-- begin THE INPUT --

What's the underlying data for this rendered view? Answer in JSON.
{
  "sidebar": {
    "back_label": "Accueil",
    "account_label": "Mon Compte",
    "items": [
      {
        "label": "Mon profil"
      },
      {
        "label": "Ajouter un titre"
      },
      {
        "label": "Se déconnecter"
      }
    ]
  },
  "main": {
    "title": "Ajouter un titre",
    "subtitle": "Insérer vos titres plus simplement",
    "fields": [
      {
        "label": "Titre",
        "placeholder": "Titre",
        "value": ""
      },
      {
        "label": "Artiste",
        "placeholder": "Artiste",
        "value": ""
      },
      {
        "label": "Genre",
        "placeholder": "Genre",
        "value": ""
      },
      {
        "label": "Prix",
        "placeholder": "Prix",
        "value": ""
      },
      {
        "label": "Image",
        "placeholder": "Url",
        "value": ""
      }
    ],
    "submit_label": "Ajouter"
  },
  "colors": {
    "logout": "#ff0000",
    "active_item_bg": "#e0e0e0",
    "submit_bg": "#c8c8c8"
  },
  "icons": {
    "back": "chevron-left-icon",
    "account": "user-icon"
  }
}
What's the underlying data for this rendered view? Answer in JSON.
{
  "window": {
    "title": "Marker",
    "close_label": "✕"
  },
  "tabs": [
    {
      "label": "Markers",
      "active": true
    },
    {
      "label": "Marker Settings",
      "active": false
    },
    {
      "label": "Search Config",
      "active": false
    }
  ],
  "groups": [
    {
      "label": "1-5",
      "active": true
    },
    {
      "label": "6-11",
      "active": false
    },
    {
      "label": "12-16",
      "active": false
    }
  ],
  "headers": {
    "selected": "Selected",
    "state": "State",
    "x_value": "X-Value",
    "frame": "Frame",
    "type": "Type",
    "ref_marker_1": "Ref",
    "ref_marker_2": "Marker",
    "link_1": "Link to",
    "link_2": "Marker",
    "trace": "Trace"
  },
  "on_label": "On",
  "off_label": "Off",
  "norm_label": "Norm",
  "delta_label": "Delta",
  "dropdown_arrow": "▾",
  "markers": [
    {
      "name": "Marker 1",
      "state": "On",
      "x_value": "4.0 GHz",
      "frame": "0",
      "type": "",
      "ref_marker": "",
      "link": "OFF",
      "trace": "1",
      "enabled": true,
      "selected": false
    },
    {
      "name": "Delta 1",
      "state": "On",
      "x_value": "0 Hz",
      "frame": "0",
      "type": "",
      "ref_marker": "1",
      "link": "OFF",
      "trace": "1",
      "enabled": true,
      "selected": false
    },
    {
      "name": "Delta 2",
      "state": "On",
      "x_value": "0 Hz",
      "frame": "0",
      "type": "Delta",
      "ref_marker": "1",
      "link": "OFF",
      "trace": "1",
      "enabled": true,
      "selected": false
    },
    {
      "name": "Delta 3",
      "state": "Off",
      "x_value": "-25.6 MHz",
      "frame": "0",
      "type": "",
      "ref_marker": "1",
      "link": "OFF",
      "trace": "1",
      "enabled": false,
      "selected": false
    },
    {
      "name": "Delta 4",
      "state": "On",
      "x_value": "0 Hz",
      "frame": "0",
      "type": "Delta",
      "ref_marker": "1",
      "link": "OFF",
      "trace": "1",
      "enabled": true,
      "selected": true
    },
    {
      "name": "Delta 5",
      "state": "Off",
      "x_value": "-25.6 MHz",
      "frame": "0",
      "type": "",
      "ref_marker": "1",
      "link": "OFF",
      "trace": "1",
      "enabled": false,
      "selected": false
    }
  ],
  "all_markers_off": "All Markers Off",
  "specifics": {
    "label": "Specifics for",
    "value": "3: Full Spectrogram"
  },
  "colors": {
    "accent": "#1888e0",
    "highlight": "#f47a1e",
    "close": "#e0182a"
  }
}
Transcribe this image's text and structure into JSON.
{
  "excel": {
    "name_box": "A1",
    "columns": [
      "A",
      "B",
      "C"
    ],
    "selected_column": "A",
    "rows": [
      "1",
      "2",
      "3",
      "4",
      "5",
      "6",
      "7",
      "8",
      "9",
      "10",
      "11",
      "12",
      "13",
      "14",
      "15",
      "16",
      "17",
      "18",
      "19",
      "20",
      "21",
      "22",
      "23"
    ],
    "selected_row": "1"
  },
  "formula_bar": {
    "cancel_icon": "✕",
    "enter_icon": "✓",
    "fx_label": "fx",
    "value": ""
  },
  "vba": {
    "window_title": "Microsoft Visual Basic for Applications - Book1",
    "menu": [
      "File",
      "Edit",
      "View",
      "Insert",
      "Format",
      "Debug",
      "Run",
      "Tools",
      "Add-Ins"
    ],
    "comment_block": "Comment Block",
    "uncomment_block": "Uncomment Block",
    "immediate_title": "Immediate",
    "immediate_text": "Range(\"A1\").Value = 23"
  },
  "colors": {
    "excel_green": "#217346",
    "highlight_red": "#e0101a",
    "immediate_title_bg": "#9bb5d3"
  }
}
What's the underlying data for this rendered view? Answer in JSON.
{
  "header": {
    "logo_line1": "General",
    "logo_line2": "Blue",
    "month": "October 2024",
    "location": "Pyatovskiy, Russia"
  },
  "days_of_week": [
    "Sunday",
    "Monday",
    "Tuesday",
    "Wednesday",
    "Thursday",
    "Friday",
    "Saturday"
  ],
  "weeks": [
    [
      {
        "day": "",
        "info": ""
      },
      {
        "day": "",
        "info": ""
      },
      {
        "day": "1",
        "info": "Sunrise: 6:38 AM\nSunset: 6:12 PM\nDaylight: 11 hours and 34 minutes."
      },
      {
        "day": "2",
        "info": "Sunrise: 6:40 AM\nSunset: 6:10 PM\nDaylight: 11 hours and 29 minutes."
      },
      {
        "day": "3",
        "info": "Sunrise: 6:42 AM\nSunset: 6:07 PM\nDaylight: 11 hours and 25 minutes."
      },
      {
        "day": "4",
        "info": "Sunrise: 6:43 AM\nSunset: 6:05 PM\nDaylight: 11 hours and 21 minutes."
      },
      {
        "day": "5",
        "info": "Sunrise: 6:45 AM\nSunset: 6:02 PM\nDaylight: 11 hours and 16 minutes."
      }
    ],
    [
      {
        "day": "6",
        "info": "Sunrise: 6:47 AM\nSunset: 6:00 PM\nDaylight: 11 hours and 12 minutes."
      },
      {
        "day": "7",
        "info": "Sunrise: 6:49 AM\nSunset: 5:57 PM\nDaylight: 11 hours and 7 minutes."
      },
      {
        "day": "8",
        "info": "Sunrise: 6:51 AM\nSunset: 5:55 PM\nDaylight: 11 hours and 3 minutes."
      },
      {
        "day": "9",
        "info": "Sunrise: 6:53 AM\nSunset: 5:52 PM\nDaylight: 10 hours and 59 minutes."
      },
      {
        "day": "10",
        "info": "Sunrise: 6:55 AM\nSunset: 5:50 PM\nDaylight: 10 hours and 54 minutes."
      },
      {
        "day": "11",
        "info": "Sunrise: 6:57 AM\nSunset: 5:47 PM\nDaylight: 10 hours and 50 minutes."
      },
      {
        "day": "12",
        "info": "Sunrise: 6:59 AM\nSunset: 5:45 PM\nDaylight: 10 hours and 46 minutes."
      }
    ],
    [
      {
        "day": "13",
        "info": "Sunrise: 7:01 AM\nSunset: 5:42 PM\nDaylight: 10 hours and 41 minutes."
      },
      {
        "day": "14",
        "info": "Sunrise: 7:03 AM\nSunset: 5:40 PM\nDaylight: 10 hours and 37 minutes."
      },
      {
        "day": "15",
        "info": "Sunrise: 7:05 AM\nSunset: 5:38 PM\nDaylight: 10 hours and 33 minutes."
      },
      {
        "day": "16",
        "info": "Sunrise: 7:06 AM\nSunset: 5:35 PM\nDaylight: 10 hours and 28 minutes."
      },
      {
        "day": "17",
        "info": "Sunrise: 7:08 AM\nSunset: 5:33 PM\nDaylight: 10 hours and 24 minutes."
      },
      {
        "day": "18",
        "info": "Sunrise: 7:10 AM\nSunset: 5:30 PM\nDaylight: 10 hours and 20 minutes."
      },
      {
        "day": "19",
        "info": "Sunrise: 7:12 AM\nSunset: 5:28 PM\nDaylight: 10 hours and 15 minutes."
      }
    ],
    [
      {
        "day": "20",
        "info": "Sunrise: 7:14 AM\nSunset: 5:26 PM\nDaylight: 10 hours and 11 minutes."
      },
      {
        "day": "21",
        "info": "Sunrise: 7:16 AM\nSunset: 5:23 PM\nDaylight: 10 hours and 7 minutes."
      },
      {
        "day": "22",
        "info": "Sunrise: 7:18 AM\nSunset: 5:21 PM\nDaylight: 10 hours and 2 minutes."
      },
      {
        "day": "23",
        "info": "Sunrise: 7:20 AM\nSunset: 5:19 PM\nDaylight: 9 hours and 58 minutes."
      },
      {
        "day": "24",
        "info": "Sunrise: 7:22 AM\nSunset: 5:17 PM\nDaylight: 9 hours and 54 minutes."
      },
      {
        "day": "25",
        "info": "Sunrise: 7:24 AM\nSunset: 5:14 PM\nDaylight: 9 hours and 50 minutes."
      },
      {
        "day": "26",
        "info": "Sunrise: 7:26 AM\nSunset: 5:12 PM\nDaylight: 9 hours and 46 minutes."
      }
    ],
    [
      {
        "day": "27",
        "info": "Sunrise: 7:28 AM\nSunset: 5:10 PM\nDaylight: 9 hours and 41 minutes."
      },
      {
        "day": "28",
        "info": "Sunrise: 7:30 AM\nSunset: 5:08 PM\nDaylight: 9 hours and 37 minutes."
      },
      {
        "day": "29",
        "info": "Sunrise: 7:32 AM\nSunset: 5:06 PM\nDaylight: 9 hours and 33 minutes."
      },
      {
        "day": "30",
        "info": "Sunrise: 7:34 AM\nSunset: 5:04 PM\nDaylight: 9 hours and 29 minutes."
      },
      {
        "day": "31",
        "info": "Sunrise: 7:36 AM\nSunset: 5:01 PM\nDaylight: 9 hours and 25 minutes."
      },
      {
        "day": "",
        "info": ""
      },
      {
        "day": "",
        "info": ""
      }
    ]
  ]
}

-- end THE INPUT --

• **PROBLEM DESCRIPTION**: Check each line above for the word "placeholder", and copy the lines where it appears.

• **WRITTEN ANSWER**:
        "placeholder": "Titre",
        "placeholder": "Artiste",
        "placeholder": "Genre",
        "placeholder": "Prix",
        "placeholder": "Url",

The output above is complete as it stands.